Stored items
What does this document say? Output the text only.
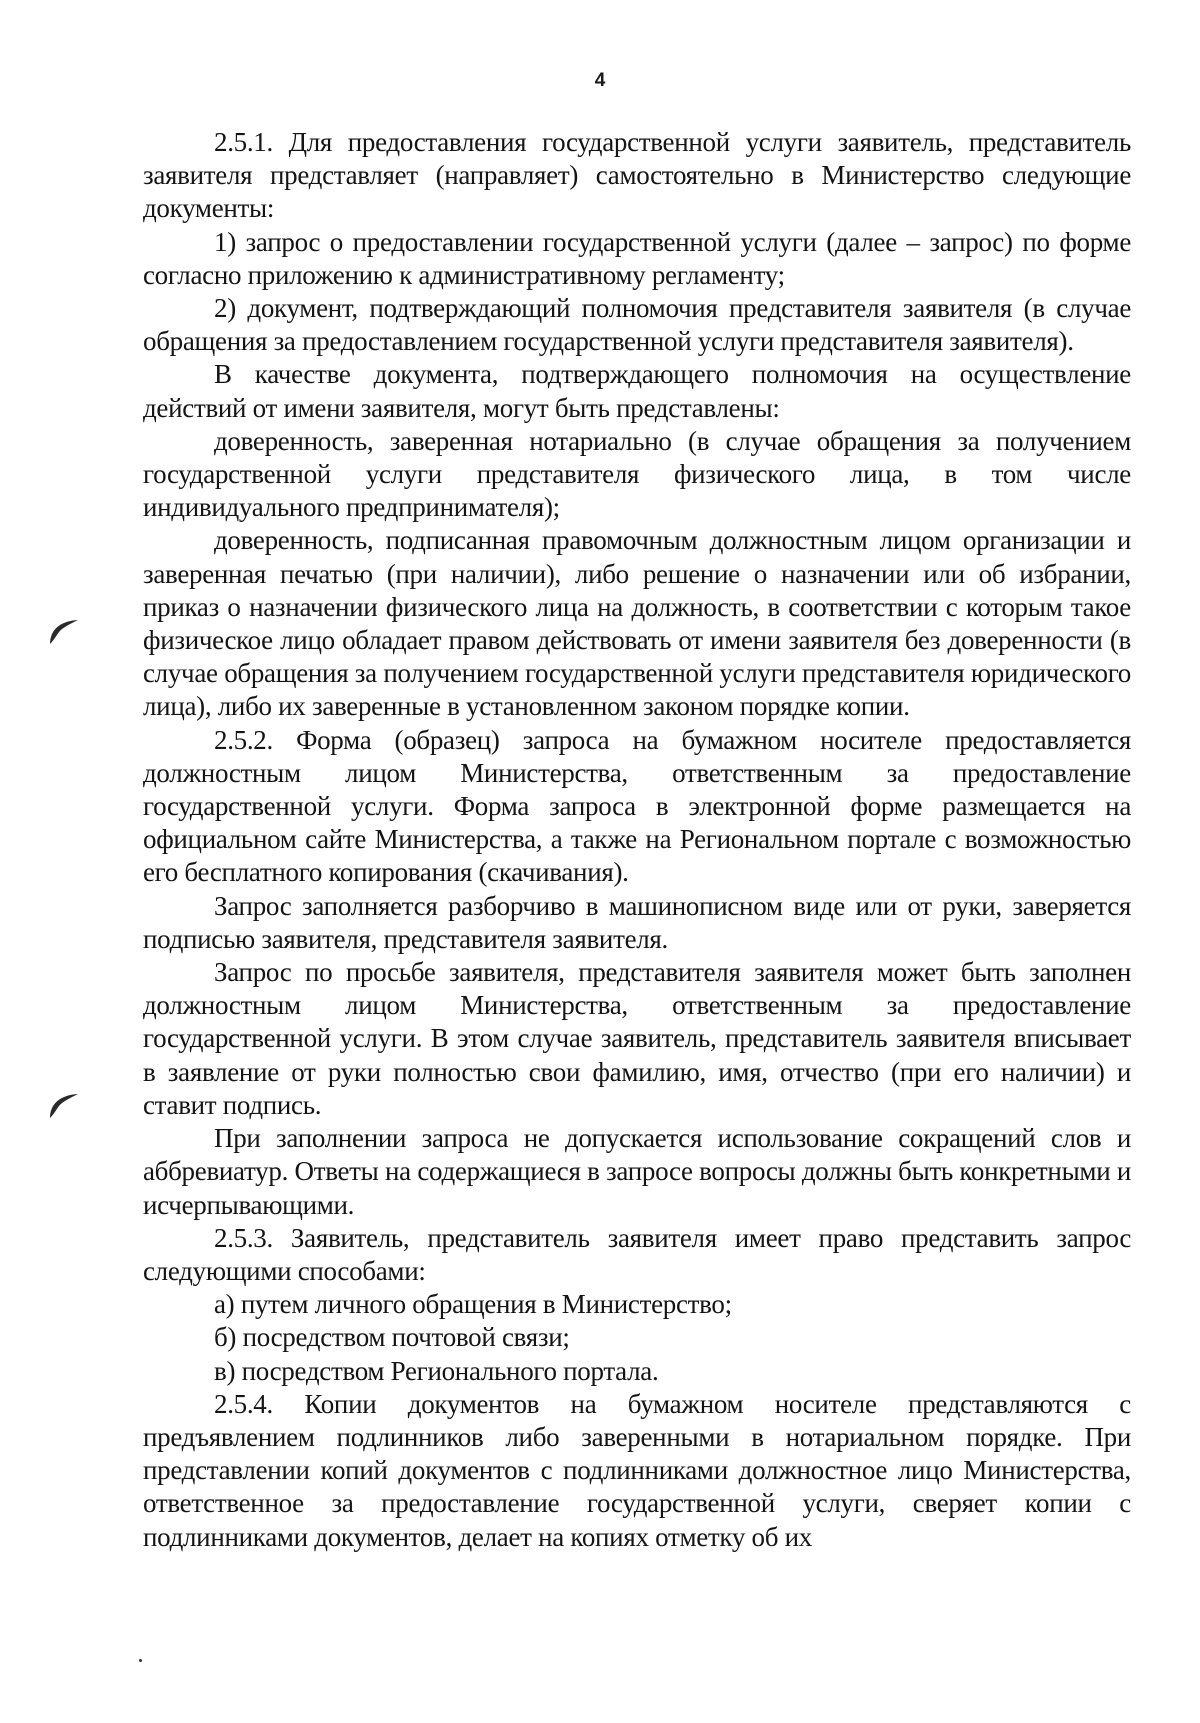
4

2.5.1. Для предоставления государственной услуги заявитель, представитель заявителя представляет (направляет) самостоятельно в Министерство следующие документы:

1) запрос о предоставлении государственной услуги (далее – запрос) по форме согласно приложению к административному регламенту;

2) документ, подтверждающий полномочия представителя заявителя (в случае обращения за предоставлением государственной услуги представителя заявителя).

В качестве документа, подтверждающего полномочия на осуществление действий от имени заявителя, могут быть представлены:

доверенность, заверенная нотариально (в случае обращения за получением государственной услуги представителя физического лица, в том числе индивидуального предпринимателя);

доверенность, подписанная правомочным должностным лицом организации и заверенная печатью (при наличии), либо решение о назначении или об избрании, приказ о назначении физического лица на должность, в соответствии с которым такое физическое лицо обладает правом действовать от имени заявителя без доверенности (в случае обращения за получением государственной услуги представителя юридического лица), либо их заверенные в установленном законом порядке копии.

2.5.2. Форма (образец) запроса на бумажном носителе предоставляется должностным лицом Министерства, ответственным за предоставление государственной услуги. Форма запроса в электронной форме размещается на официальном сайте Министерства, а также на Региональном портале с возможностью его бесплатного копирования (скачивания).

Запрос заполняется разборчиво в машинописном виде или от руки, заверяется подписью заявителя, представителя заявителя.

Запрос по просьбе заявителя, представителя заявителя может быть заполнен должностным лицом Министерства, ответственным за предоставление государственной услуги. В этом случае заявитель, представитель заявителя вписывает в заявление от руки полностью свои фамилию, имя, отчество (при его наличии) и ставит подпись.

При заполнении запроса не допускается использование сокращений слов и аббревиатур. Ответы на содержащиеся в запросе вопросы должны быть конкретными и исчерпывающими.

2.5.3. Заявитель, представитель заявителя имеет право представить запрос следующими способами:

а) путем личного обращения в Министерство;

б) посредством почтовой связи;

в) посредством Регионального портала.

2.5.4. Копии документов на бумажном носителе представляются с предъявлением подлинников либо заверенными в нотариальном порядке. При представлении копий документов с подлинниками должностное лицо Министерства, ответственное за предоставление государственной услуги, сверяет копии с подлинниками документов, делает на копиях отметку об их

...

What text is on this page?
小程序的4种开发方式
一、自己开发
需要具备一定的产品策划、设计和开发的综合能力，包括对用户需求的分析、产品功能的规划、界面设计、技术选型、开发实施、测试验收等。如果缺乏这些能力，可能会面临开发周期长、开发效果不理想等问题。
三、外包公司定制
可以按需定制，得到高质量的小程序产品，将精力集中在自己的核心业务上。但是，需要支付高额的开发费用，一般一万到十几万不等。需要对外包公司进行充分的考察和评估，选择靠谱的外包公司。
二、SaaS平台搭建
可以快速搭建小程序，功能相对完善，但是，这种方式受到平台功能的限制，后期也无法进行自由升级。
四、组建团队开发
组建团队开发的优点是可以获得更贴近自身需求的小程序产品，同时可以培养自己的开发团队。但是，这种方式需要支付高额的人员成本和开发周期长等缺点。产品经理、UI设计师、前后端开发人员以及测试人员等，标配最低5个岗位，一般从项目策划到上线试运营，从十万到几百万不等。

* _Aim_:
Pick out the lines that have the word "полномочия". Copy them all.

* _Solution to this task_:
2) документ, подтверждающий полномочия представителя заявителя (в случае обращения за предоставлением государственной услуги представителя заявителя).
В качестве документа, подтверждающего полномочия на осуществление действий от имени заявителя, могут быть представлены:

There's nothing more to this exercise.